(Rows from a figure dataset)

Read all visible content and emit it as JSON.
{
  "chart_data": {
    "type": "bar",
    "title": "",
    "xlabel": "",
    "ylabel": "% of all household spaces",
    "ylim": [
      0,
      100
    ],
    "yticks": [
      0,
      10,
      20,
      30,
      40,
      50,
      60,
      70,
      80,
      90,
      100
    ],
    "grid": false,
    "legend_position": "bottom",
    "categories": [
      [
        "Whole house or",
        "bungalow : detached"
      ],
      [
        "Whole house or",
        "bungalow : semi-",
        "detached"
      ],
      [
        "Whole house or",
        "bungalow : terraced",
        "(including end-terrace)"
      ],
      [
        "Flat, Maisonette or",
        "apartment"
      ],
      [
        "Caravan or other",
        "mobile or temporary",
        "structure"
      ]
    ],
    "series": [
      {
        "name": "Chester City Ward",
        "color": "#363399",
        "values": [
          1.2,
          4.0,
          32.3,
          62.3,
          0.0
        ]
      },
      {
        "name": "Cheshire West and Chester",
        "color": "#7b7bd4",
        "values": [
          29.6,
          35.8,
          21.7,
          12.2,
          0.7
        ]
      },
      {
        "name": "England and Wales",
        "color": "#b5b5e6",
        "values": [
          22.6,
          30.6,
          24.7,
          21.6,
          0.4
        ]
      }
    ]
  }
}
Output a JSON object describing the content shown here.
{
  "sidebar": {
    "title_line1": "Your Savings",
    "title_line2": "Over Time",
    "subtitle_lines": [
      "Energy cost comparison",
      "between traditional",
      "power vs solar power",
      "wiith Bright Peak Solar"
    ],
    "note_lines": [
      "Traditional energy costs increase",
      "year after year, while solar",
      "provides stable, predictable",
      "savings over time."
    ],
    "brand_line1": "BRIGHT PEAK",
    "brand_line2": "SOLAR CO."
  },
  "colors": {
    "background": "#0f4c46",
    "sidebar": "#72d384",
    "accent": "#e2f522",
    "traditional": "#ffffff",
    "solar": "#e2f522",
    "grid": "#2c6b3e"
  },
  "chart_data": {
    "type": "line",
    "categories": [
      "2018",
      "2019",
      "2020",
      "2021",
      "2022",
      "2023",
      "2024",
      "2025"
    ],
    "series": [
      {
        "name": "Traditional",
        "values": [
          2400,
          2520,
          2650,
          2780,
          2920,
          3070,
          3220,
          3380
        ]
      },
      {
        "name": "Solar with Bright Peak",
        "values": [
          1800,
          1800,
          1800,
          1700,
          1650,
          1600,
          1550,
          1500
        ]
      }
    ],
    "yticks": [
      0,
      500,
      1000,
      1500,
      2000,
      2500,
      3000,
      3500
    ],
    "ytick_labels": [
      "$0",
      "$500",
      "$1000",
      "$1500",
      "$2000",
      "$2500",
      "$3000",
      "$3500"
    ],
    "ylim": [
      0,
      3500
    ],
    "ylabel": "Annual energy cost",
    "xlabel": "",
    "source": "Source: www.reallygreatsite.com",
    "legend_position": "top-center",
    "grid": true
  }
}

■ **WHAT IS ASKED**: Tally the lines of the data that contain the string "ylabel" and report the total alone.

■ **THE RESPONSE**: 2